▸ **WRITTEN EXERCISE**:
Using the material below, copy every line where "élèves" appears.

▸ **DATASET EXTRACT**:
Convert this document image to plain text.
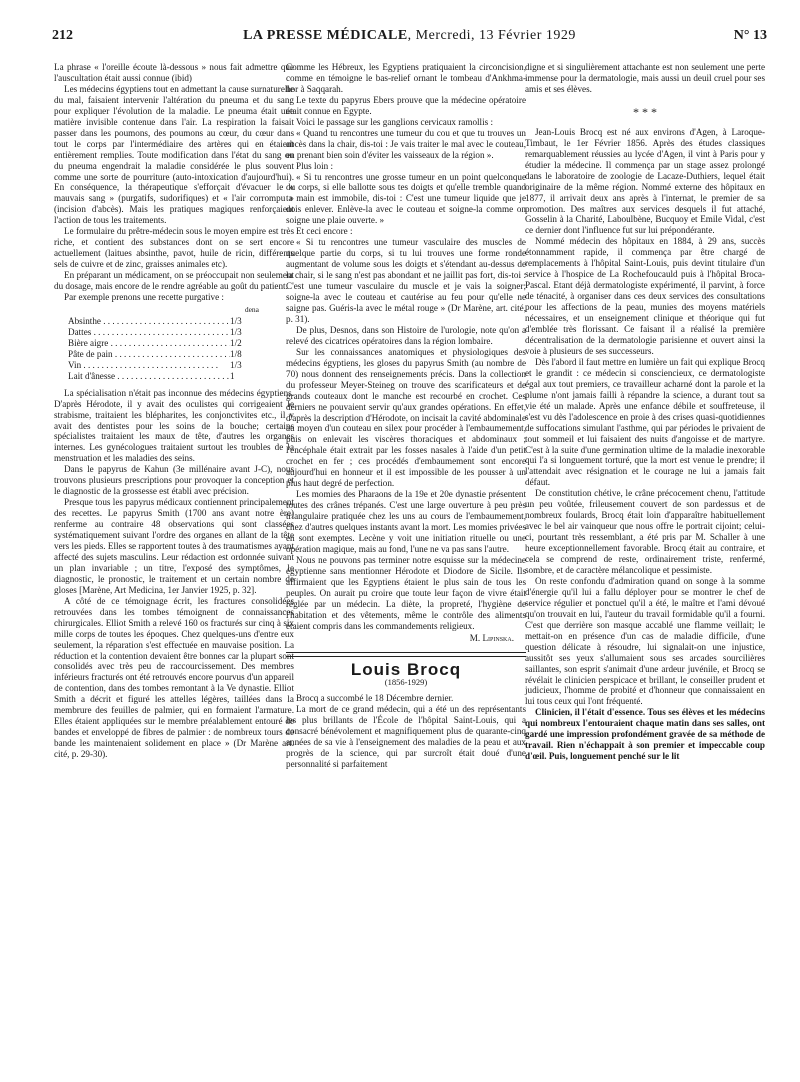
212	LA PRESSE MÉDICALE, Mercredi, 13 Février 1929	N° 13

La phrase « l'oreille écoute là-dessous » nous fait admettre que l'auscultation était aussi connue (ibid)

Les médecins égyptiens tout en admettant la cause surnaturelle du mal, faisaient intervenir l'altération du pneuma et du sang pour expliquer l'évolution de la maladie. Le pneuma était une matière invisible contenue dans l'air. La respiration la faisait passer dans les poumons, des poumons au cœur, du cœur dans tout le corps par l'intermédiaire des artères qui en étaient entièrement remplies. Toute modification dans l'état du sang ou du pneuma engendrait la maladie considérée le plus souvent comme une sorte de pourriture (auto-intoxication d'aujourd'hui). En conséquence, la thérapeutique s'efforçait d'évacuer le « mauvais sang » (purgatifs, sudorifiques) et « l'air corrompu » (incision d'abcès). Mais les pratiques magiques renforçaient l'action de tous les traitements.

Le formulaire du prêtre-médecin sous le moyen empire est très riche, et contient des substances dont on se sert encore actuellement (laitues absinthe, pavot, huile de ricin, différents sels de cuivre et de zinc, graisses animales etc).

En préparant un médicament, on se préoccupait non seulement du dosage, mais encore de le rendre agréable au goût du patient.

Par exemple prenons une recette purgative :

dena
Absinthe . . .	1/3
Dattes . . .	1/3
Bière aigre . . .	1/2
Pâte de pain . . .	1/8
Vin . . .	1/3
Lait d'ânesse . . .	1

La spécialisation n'était pas inconnue des médecins égyptiens. D'après Hérodote, il y avait des oculistes qui corrigeaient le strabisme, traitaient les blépharites, les conjonctivites etc., il y avait des dentistes pour les soins de la bouche; certains spécialistes traitaient les maux de tête, d'autres les organes internes. Les gynécologues traitaient surtout les troubles de la menstruation et les maladies des seins.

Dans le papyrus de Kahun (3e millénaire avant J-C), nous trouvons plusieurs prescriptions pour provoquer la conception et le diagnostic de la grossesse est établi avec précision.

Presque tous les papyrus médicaux contiennent principalement des recettes. Le papyrus Smith (1700 ans avant notre ère) renferme au contraire 48 observations qui sont classées systématiquement suivant l'ordre des organes en allant de la tête vers les pieds. Elles se rapportent toutes à des traumatismes ayant affecté des sujets masculins. Leur rédaction est ordonnée suivant un plan invariable ; un titre, l'exposé des symptômes, le diagnostic, le pronostic, le traitement et un certain nombre de gloses [Marène, Art Medicina, 1er Janvier 1925, p. 32].

A côté de ce témoignage écrit, les fractures consolidées retrouvées dans les tombes témoignent de connaissances chirurgicales. Elliot Smith a relevé 160 os fracturés sur cinq à six mille corps de toutes les époques. Chez quelques-uns d'entre eux seulement, la réparation s'est effectuée en mauvaise position. La réduction et la contention devaient être bonnes car la plupart sont consolidés avec très peu de raccourcissement. Des membres inférieurs fracturés ont été retrouvés encore pourvus d'un appareil de contention, dans des tombes remontant à la Ve dynastie. Elliot Smith a décrit et figuré les attelles légères, taillées dans la membrure des feuilles de palmier, qui en formaient l'armature. Elles étaient appliquées sur le membre préalablement entouré de bandes et enveloppé de fibres de palmier : de nombreux tours de bande les maintenaient solidement en place » (Dr Marène art. cité, p. 29-30).

Comme les Hébreux, les Egyptiens pratiquaient la circoncision, comme en témoigne le bas-relief ornant le tombeau d'Ankhma-hor à Saqqarah.

Le texte du papyrus Ebers prouve que la médecine opératoire était connue en Egypte.

Voici le passage sur les ganglions cervicaux ramollis :

« Quand tu rencontres une tumeur du cou et que tu trouves un abcès dans la chair, dis-toi : Je vais traiter le mal avec le couteau, en prenant bien soin d'éviter les vaisseaux de la région ».

Plus loin :

« Si tu rencontres une grosse tumeur en un point quelconque du corps, si elle ballotte sous tes doigts et qu'elle tremble quand ta main est immobile, dis-toi : C'est une tumeur liquide que je dois enlever. Enlève-la avec le couteau et soigne-la comme on soigne une plaie ouverte. »

Et ceci encore :

« Si tu rencontres une tumeur vasculaire des muscles de quelque partie du corps, si tu lui trouves une forme ronde augmentant de volume sous les doigts et s'étendant au-dessus de la chair, si le sang n'est pas abondant et ne jaillit pas fort, dis-toi : C'est une tumeur vasculaire du muscle et je vais la soigner; soigne-la avec le couteau et cautérise au feu pour qu'elle ne saigne pas. Guéris-la avec le métal rouge » (Dr Marène, art. cité, p. 31).

De plus, Desnos, dans son Histoire de l'urologie, note qu'on a relevé des cicatrices opératoires dans la région lombaire.

Sur les connaissances anatomiques et physiologiques des médecins égyptiens, les gloses du papyrus Smith (au nombre de 70) nous donnent des renseignements précis. Dans la collection du professeur Meyer-Steineg on trouve des scarificateurs et de grands couteaux dont le manche est recourbé en crochet. Ces derniers ne pouvaient servir qu'aux grandes opérations. En effet, d'après la description d'Hérodote, on incisait la cavité abdominale au moyen d'un couteau en silex pour procéder à l'embaumement, puis on enlevait les viscères thoraciques et abdominaux ; l'encéphale était extrait par les fosses nasales à l'aide d'un petit crochet en fer ; ces procédés d'embaumement sont encore aujourd'hui en honneur et il est impossible de les pousser à un plus haut degré de perfection.

Les momies des Pharaons de la 19e et 20e dynastie présentent toutes des crânes trépanés. C'est une large ouverture à peu près triangulaire pratiquée chez les uns au cours de l'embaumement, chez d'autres quelques instants avant la mort. Les momies privées en sont exemptes. Lecène y voit une initiation rituelle ou une opération magique, mais au fond, l'une ne va pas sans l'autre.

Nous ne pouvons pas terminer notre esquisse sur la médecine égyptienne sans mentionner Hérodote et Diodore de Sicile. Ils affirmaient que les Egyptiens étaient le plus sain de tous les peuples. On aurait pu croire que toute leur façon de vivre était réglée par un médecin. La diète, la propreté, l'hygiène de l'habitation et des vêtements, même le contrôle des aliments étaient compris dans les commandements religieux.

M. Lipinska.
Louis Brocq
(1856-1929)

Brocq a succombé le 18 Décembre dernier.

La mort de ce grand médecin, qui a été un des représentants les plus brillants de l'École de l'hôpital Saint-Louis, qui a consacré bénévolement et magnifiquement plus de quarante-cinq années de sa vie à l'enseignement des maladies de la peau et aux progrès de la science, qui par surcroît était doué d'une personnalité si parfaitement

digne et si singulièrement attachante est non seulement une perte immense pour la dermatologie, mais aussi un deuil cruel pour ses amis et ses élèves.

* * *

Jean-Louis Brocq est né aux environs d'Agen, à Laroque-Timbaut, le 1er Février 1856. Après des études classiques remarquablement réussies au lycée d'Agen, il vint à Paris pour y étudier la médecine. Il commença par un stage assez prolongé dans le laboratoire de zoologie de Lacaze-Duthiers, lequel était originaire de la même région. Nommé externe des hôpitaux en 1877, il arrivait deux ans après à l'internat, le premier de sa promotion. Des maîtres aux services desquels il fut attaché, Gosselin à la Charité, Laboulbène, Bucquoy et Emile Vidal, c'est ce dernier dont l'influence fut sur lui prépondérante.

Nommé médecin des hôpitaux en 1884, à 29 ans, succès étonnamment rapide, il commença par être chargé de remplacements à l'hôpital Saint-Louis, puis devint titulaire d'un service à l'hospice de La Rochefoucauld puis à l'hôpital Broca-Pascal. Etant déjà dermatologiste expérimenté, il parvint, à force de ténacité, à organiser dans ces deux services des consultations pour les affections de la peau, munies des moyens matériels nécessaires, et un enseignement clinique et théorique qui fut d'emblée très florissant. Ce faisant il a réalisé la première décentralisation de la dermatologie parisienne et ouvert ainsi la voie à plusieurs de ses successeurs.

Dès l'abord il faut mettre en lumière un fait qui explique Brocq et le grandit : ce médecin si consciencieux, ce dermatologiste égal aux tout premiers, ce travailleur acharné dont la parole et la plume n'ont jamais failli à répandre la science, a durant tout sa vie été un malade. Après une enfance débile et souffreteuse, il s'est vu dès l'adolescence en proie à des crises quasi-quotidiennes de suffocations simulant l'asthme, qui par périodes le privaient de tout sommeil et lui faisaient des nuits d'angoisse et de martyre. C'est à la suite d'une germination ultime de la maladie inexorable qui l'a si longuement torturé, que la mort est venue le prendre; il l'attendait avec résignation et le courage ne lui a jamais fait défaut.

De constitution chétive, le crâne précocement chenu, l'attitude un peu voûtée, frileusement couvert de son pardessus et de nombreux foulards, Brocq était loin d'apparaître habituellement avec le bel air vainqueur que nous offre le portrait cijoint; celui-ci, pourtant très ressemblant, a été pris par M. Schaller à une heure exceptionnellement favorable. Brocq était au contraire, et cela se comprend de reste, ordinairement triste, renfermé, sombre, et de caractère mélancolique et pessimiste.

On reste confondu d'admiration quand on songe à la somme d'énergie qu'il lui a fallu déployer pour se montrer le chef de service régulier et ponctuel qu'il a été, le maître et l'ami dévoué qu'on trouvait en lui, l'auteur du travail formidable qu'il a fourni. C'est que derrière son masque accablé une flamme veillait; le mettait-on en présence d'un cas de maladie difficile, d'une question délicate à résoudre, lui signalait-on une injustice, aussitôt ses yeux s'allumaient sous ses arcades sourcilières saillantes, son esprit s'animait d'une ardeur juvénile, et Brocq se révélait le clinicien perspicace et brillant, le conseiller prudent et judicieux, l'homme de probité et d'honneur que connaissaient en lui tous ceux qui l'ont fréquenté.

Clinicien, il l'était d'essence. Tous ses élèves et les médecins qui nombreux l'entouraient chaque matin dans ses salles, ont gardé une impression profondément gravée de sa méthode de travail. Rien n'échappait à son premier et impeccable coup d'œil. Puis, longuement penché sur le lit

▸ **REPLY TO THE EXERCISE**:
digne et si singulièrement attachante est non seulement une perte immense pour la dermatologie, mais aussi un deuil cruel pour ses amis et ses élèves.
Clinicien, il l'était d'essence. Tous ses élèves et les médecins qui nombreux l'entouraient chaque matin dans ses salles, ont gardé une impression profondément gravée de sa méthode de travail. Rien n'échappait à son premier et impeccable coup d'œil. Puis, longuement penché sur le lit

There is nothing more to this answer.